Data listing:
---+---

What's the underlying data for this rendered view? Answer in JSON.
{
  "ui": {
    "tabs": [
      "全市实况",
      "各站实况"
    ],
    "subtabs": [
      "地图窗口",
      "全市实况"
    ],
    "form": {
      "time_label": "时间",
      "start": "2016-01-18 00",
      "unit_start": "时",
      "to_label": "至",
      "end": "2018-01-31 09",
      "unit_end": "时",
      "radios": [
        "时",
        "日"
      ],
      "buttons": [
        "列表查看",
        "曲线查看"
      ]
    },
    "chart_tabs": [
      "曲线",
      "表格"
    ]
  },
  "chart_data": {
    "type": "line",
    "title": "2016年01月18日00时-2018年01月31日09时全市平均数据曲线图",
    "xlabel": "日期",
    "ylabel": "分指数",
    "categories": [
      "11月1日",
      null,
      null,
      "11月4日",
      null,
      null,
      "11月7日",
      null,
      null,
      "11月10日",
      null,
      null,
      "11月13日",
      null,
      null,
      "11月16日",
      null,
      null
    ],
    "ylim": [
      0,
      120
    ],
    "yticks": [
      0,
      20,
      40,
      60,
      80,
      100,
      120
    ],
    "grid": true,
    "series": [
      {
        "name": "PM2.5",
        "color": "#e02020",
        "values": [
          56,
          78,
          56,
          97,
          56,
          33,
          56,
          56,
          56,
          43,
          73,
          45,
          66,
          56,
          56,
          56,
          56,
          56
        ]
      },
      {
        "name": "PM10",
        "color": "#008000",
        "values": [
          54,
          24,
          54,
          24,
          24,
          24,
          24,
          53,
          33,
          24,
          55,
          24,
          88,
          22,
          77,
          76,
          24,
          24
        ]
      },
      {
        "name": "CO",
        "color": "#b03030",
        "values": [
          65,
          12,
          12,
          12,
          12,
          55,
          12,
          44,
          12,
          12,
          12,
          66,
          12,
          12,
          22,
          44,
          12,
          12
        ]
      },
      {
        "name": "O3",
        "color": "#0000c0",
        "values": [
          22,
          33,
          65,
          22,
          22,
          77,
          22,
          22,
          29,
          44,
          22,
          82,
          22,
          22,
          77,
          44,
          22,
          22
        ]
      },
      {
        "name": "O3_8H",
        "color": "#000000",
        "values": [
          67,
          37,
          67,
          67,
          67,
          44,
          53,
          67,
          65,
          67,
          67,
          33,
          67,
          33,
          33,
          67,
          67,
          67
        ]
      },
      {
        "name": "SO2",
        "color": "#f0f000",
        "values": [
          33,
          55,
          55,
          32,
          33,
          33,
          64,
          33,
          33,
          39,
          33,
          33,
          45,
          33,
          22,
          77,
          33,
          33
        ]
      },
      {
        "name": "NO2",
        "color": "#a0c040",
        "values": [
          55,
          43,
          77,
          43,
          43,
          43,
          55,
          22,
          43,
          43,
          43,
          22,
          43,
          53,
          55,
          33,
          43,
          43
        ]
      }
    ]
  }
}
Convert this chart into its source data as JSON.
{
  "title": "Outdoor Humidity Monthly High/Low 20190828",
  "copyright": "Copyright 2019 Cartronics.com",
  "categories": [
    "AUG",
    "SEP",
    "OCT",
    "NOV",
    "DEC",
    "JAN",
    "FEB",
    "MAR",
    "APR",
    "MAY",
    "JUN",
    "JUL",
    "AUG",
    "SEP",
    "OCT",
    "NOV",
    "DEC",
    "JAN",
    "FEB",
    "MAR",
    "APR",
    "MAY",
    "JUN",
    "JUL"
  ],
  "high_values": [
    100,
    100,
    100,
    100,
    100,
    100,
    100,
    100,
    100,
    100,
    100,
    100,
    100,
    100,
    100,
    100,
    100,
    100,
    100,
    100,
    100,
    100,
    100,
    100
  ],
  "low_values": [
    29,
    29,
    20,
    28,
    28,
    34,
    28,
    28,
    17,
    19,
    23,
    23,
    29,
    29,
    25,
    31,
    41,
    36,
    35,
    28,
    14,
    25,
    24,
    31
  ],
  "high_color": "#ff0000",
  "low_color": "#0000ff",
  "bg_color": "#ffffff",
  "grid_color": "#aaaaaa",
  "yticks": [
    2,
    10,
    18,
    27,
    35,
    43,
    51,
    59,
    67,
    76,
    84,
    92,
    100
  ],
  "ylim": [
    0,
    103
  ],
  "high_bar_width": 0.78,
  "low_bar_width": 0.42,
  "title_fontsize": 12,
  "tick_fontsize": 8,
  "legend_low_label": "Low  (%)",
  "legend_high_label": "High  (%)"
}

---+---

• _What the task asks_: Output the entries exactly.

• _Written solution_:
What's the underlying data for this rendered view? Answer in JSON.
{
  "ui": {
    "tabs": [
      "全市实况",
      "各站实况"
    ],
    "subtabs": [
      "地图窗口",
      "全市实况"
    ],
    "form": {
      "time_label": "时间",
      "start": "2016-01-18 00",
      "unit_start": "时",
      "to_label": "至",
      "end": "2018-01-31 09",
      "unit_end": "时",
      "radios": [
        "时",
        "日"
      ],
      "buttons": [
        "列表查看",
        "曲线查看"
      ]
    },
    "chart_tabs": [
      "曲线",
      "表格"
    ]
  },
  "chart_data": {
    "type": "line",
    "title": "2016年01月18日00时-2018年01月31日09时全市平均数据曲线图",
    "xlabel": "日期",
    "ylabel": "分指数",
    "categories": [
      "11月1日",
      null,
      null,
      "11月4日",
      null,
      null,
      "11月7日",
      null,
      null,
      "11月10日",
      null,
      null,
      "11月13日",
      null,
      null,
      "11月16日",
      null,
      null
    ],
    "ylim": [
      0,
      120
    ],
    "yticks": [
      0,
      20,
      40,
      60,
      80,
      100,
      120
    ],
    "grid": true,
    "series": [
      {
        "name": "PM2.5",
        "color": "#e02020",
        "values": [
          56,
          78,
          56,
          97,
          56,
          33,
          56,
          56,
          56,
          43,
          73,
          45,
          66,
          56,
          56,
          56,
          56,
          56
        ]
      },
      {
        "name": "PM10",
        "color": "#008000",
        "values": [
          54,
          24,
          54,
          24,
          24,
          24,
          24,
          53,
          33,
          24,
          55,
          24,
          88,
          22,
          77,
          76,
          24,
          24
        ]
      },
      {
        "name": "CO",
        "color": "#b03030",
        "values": [
          65,
          12,
          12,
          12,
          12,
          55,
          12,
          44,
          12,
          12,
          12,
          66,
          12,
          12,
          22,
          44,
          12,
          12
        ]
      },
      {
        "name": "O3",
        "color": "#0000c0",
        "values": [
          22,
          33,
          65,
          22,
          22,
          77,
          22,
          22,
          29,
          44,
          22,
          82,
          22,
          22,
          77,
          44,
          22,
          22
        ]
      },
      {
        "name": "O3_8H",
        "color": "#000000",
        "values": [
          67,
          37,
          67,
          67,
          67,
          44,
          53,
          67,
          65,
          67,
          67,
          33,
          67,
          33,
          33,
          67,
          67,
          67
        ]
      },
      {
        "name": "SO2",
        "color": "#f0f000",
        "values": [
          33,
          55,
          55,
          32,
          33,
          33,
          64,
          33,
          33,
          39,
          33,
          33,
          45,
          33,
          22,
          77,
          33,
          33
        ]
      },
      {
        "name": "NO2",
        "color": "#a0c040",
        "values": [
          55,
          43,
          77,
          43,
          43,
          43,
          55,
          22,
          43,
          43,
          43,
          22,
          43,
          53,
          55,
          33,
          43,
          43
        ]
      }
    ]
  }
}
Convert this chart into its source data as JSON.
{
  "title": "Outdoor Humidity Monthly High/Low 20190828",
  "copyright": "Copyright 2019 Cartronics.com",
  "categories": [
    "AUG",
    "SEP",
    "OCT",
    "NOV",
    "DEC",
    "JAN",
    "FEB",
    "MAR",
    "APR",
    "MAY",
    "JUN",
    "JUL",
    "AUG",
    "SEP",
    "OCT",
    "NOV",
    "DEC",
    "JAN",
    "FEB",
    "MAR",
    "APR",
    "MAY",
    "JUN",
    "JUL"
  ],
  "high_values": [
    100,
    100,
    100,
    100,
    100,
    100,
    100,
    100,
    100,
    100,
    100,
    100,
    100,
    100,
    100,
    100,
    100,
    100,
    100,
    100,
    100,
    100,
    100,
    100
  ],
  "low_values": [
    29,
    29,
    20,
    28,
    28,
    34,
    28,
    28,
    17,
    19,
    23,
    23,
    29,
    29,
    25,
    31,
    41,
    36,
    35,
    28,
    14,
    25,
    24,
    31
  ],
  "high_color": "#ff0000",
  "low_color": "#0000ff",
  "bg_color": "#ffffff",
  "grid_color": "#aaaaaa",
  "yticks": [
    2,
    10,
    18,
    27,
    35,
    43,
    51,
    59,
    67,
    76,
    84,
    92,
    100
  ],
  "ylim": [
    0,
    103
  ],
  "high_bar_width": 0.78,
  "low_bar_width": 0.42,
  "title_fontsize": 12,
  "tick_fontsize": 8,
  "legend_low_label": "Low  (%)",
  "legend_high_label": "High  (%)"
}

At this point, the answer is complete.